--- START SUPPLIED RECORDS ---

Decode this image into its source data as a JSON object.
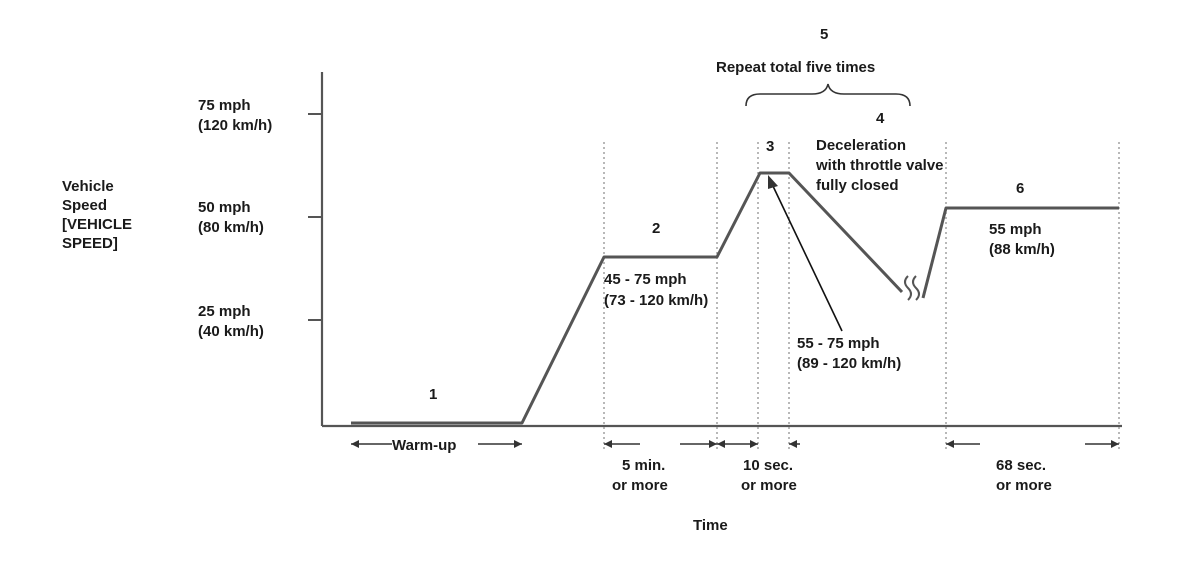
{
  "axes": {
    "y_title": [
      "Vehicle",
      "Speed",
      "[VEHICLE",
      "SPEED]"
    ],
    "x_title": "Time",
    "y_ticks": [
      {
        "mph": "75 mph",
        "kmh": "(120 km/h)"
      },
      {
        "mph": "50 mph",
        "kmh": "(80 km/h)"
      },
      {
        "mph": "25 mph",
        "kmh": "(40 km/h)"
      }
    ]
  },
  "phases": [
    {
      "number": "1"
    },
    {
      "number": "2",
      "speed_mph": "45 - 75 mph",
      "speed_kmh": "(73 - 120 km/h)"
    },
    {
      "number": "3",
      "speed_mph": "55 - 75 mph",
      "speed_kmh": "(89 - 120 km/h)"
    },
    {
      "number": "4",
      "desc": [
        "Deceleration",
        "with throttle valve",
        "fully closed"
      ]
    },
    {
      "number": "5"
    },
    {
      "number": "6",
      "speed_mph": "55 mph",
      "speed_kmh": "(88 km/h)"
    }
  ],
  "repeat": {
    "label": "Repeat total five times"
  },
  "durations": {
    "warmup": "Warm-up",
    "phase2": [
      "5 min.",
      "or more"
    ],
    "phase3": [
      "10 sec.",
      "or more"
    ],
    "phase6": [
      "68 sec.",
      "or more"
    ]
  }
}
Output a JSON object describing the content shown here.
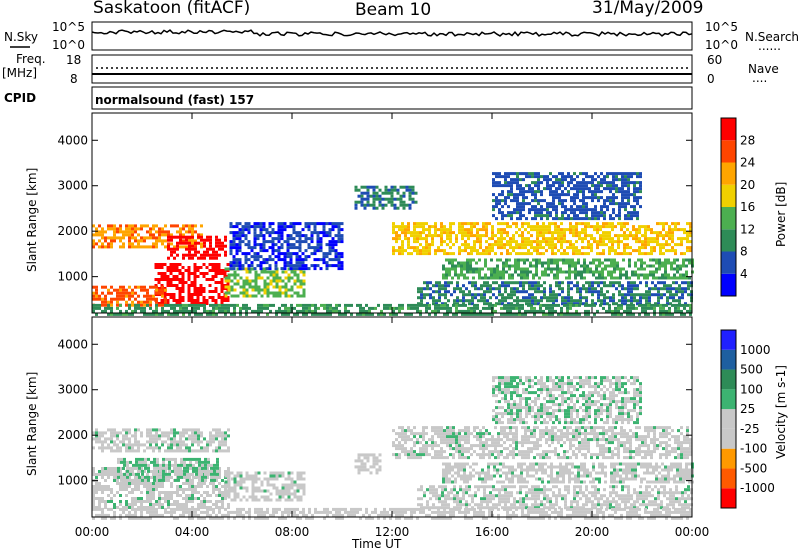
{
  "header": {
    "station": "Saskatoon (fitACF)",
    "beam": "Beam 10",
    "date": "31/May/2009"
  },
  "panel_labels": {
    "nsky": "N.Sky",
    "nsearch": "N.Search",
    "nsearch_marker": "......",
    "freq_line1": "Freq.",
    "freq_line2": "[MHz]",
    "nave": "Nave",
    "nave_marker": "....",
    "cpid": "CPID",
    "cpid_value": "normalsound (fast) 157"
  },
  "noise_panel": {
    "left_ticks": [
      "10^5",
      "10^0"
    ],
    "right_ticks": [
      "10^5",
      "10^0"
    ]
  },
  "freq_panel": {
    "left_ticks": [
      "18",
      "8"
    ],
    "right_ticks": [
      "60",
      "0"
    ]
  },
  "colors": {
    "power": [
      "#0000ff",
      "#1e4cb4",
      "#2e8b57",
      "#4caf50",
      "#f0d000",
      "#ffa500",
      "#ff4500",
      "#ff0000"
    ],
    "velocity": [
      "#ff0000",
      "#ff5a00",
      "#ff9900",
      "#c8c8c8",
      "#c8c8c8",
      "#3cb371",
      "#2e8b57",
      "#1e5fa0",
      "#2020ff"
    ]
  },
  "chart_data": [
    {
      "type": "heatmap",
      "title": "Power",
      "xlabel": "",
      "ylabel": "Slant Range [km]",
      "x_ticks": [
        "00:00",
        "04:00",
        "08:00",
        "12:00",
        "16:00",
        "20:00",
        "00:00"
      ],
      "xlim": [
        0,
        24
      ],
      "y_ticks": [
        "1000",
        "2000",
        "3000",
        "4000"
      ],
      "ylim": [
        200,
        4600
      ],
      "colorbar_label": "Power [dB]",
      "colorbar_ticks": [
        "4",
        "8",
        "12",
        "16",
        "20",
        "24",
        "28"
      ],
      "colorbar_range": [
        0,
        30
      ],
      "regions": [
        {
          "t0": 0.0,
          "t1": 4.4,
          "r0": 1650,
          "r1": 2150,
          "value": 22
        },
        {
          "t0": 3.0,
          "t1": 5.3,
          "r0": 1400,
          "r1": 1900,
          "value": 30
        },
        {
          "t0": 2.5,
          "t1": 5.5,
          "r0": 400,
          "r1": 1300,
          "value": 29
        },
        {
          "t0": 0.0,
          "t1": 3.0,
          "r0": 400,
          "r1": 800,
          "value": 24
        },
        {
          "t0": 5.3,
          "t1": 8.5,
          "r0": 600,
          "r1": 1200,
          "value": 14
        },
        {
          "t0": 5.5,
          "t1": 10.0,
          "r0": 1200,
          "r1": 2200,
          "value": 4
        },
        {
          "t0": 10.5,
          "t1": 13.0,
          "r0": 2500,
          "r1": 3000,
          "value": 8
        },
        {
          "t0": 12.0,
          "t1": 24.0,
          "r0": 1500,
          "r1": 2200,
          "value": 18
        },
        {
          "t0": 14.0,
          "t1": 24.0,
          "r0": 1000,
          "r1": 1400,
          "value": 12
        },
        {
          "t0": 13.0,
          "t1": 24.0,
          "r0": 400,
          "r1": 900,
          "value": 8
        },
        {
          "t0": 16.0,
          "t1": 22.0,
          "r0": 2300,
          "r1": 3300,
          "value": 6
        },
        {
          "t0": 0.0,
          "t1": 24.0,
          "r0": 200,
          "r1": 400,
          "value": 10
        }
      ]
    },
    {
      "type": "heatmap",
      "title": "Velocity",
      "xlabel": "Time UT",
      "ylabel": "Slant Range [km]",
      "x_ticks": [
        "00:00",
        "04:00",
        "08:00",
        "12:00",
        "16:00",
        "20:00",
        "00:00"
      ],
      "xlim": [
        0,
        24
      ],
      "y_ticks": [
        "1000",
        "2000",
        "3000",
        "4000"
      ],
      "ylim": [
        200,
        4600
      ],
      "colorbar_label": "Velocity [m s-1]",
      "colorbar_ticks": [
        "1000",
        "500",
        "100",
        "25",
        "-25",
        "-100",
        "-500",
        "-1000"
      ],
      "colorbar_range": [
        -1200,
        1200
      ],
      "regions": [
        {
          "t0": 0.0,
          "t1": 5.5,
          "r0": 1650,
          "r1": 2150,
          "value": 0
        },
        {
          "t0": 0.0,
          "t1": 5.5,
          "r0": 400,
          "r1": 1300,
          "value": 0
        },
        {
          "t0": 1.0,
          "t1": 5.0,
          "r0": 1000,
          "r1": 1500,
          "value": 150
        },
        {
          "t0": 5.3,
          "t1": 8.5,
          "r0": 600,
          "r1": 1200,
          "value": 0
        },
        {
          "t0": 10.5,
          "t1": 11.5,
          "r0": 1200,
          "r1": 1600,
          "value": -200
        },
        {
          "t0": 12.0,
          "t1": 24.0,
          "r0": 1500,
          "r1": 2200,
          "value": 0
        },
        {
          "t0": 14.0,
          "t1": 24.0,
          "r0": 1000,
          "r1": 1400,
          "value": 0
        },
        {
          "t0": 13.0,
          "t1": 24.0,
          "r0": 400,
          "r1": 900,
          "value": 0
        },
        {
          "t0": 16.0,
          "t1": 22.0,
          "r0": 2300,
          "r1": 3300,
          "value": 80
        },
        {
          "t0": 0.0,
          "t1": 24.0,
          "r0": 200,
          "r1": 400,
          "value": -100
        }
      ]
    }
  ]
}
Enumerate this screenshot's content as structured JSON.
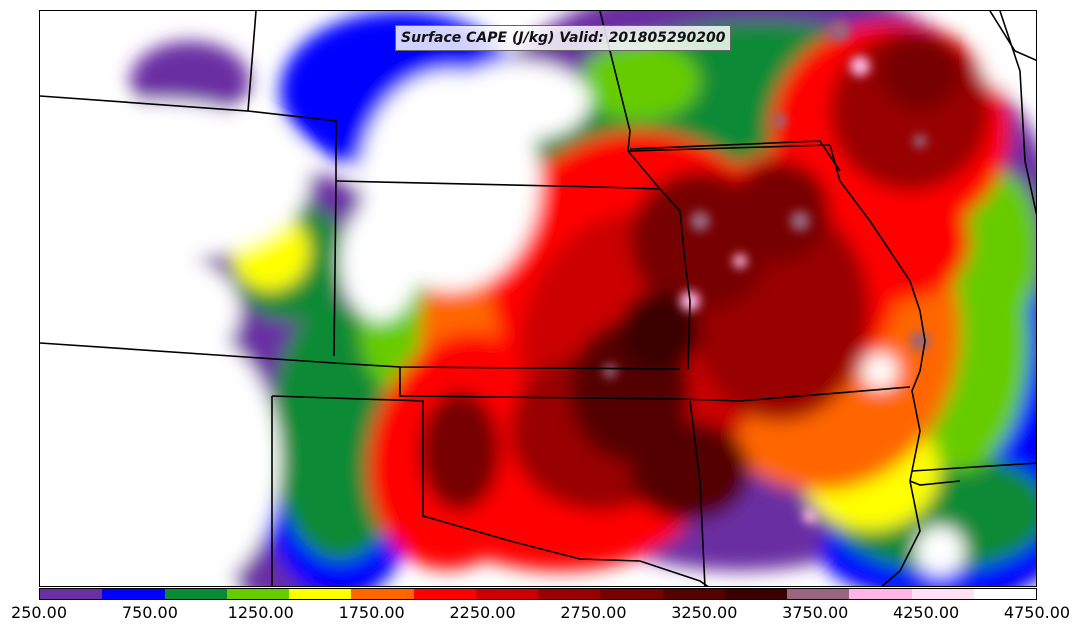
{
  "title": "Surface CAPE (J/kg) Valid: 201805290200",
  "colorbar": {
    "units": "J/kg",
    "min": 250,
    "max": 4750,
    "ticks": [
      "250.00",
      "750.00",
      "1250.00",
      "1750.00",
      "2250.00",
      "2750.00",
      "3250.00",
      "3750.00",
      "4250.00",
      "4750.00"
    ],
    "colors": [
      "#6a2fa3",
      "#0000ff",
      "#0a8a35",
      "#66cc00",
      "#ffff00",
      "#ff6600",
      "#ff0000",
      "#cc0000",
      "#990000",
      "#770000",
      "#550000",
      "#3a0000",
      "#996680",
      "#ffb6e6",
      "#ffe0f5",
      "#ffffff"
    ]
  },
  "features": {
    "highest_values_region": "Kansas / Oklahoma / Missouri",
    "boundaries": "U.S. state outlines"
  }
}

--- END SUPPLIED RECORDS ---

THE TASK:
Please copy exactly the lines from the one containing "Enumerate this screenshot's" through the last line of the records above, both included, and leave out any pictures.

PROBLEM SOLUTION:
Enumerate this screenshot's content as structured JSON.
{
  "title": "Surface CAPE (J/kg) Valid: 201805290200",
  "colorbar": {
    "units": "J/kg",
    "min": 250,
    "max": 4750,
    "ticks": [
      "250.00",
      "750.00",
      "1250.00",
      "1750.00",
      "2250.00",
      "2750.00",
      "3250.00",
      "3750.00",
      "4250.00",
      "4750.00"
    ],
    "colors": [
      "#6a2fa3",
      "#0000ff",
      "#0a8a35",
      "#66cc00",
      "#ffff00",
      "#ff6600",
      "#ff0000",
      "#cc0000",
      "#990000",
      "#770000",
      "#550000",
      "#3a0000",
      "#996680",
      "#ffb6e6",
      "#ffe0f5",
      "#ffffff"
    ]
  },
  "features": {
    "highest_values_region": "Kansas / Oklahoma / Missouri",
    "boundaries": "U.S. state outlines"
  }
}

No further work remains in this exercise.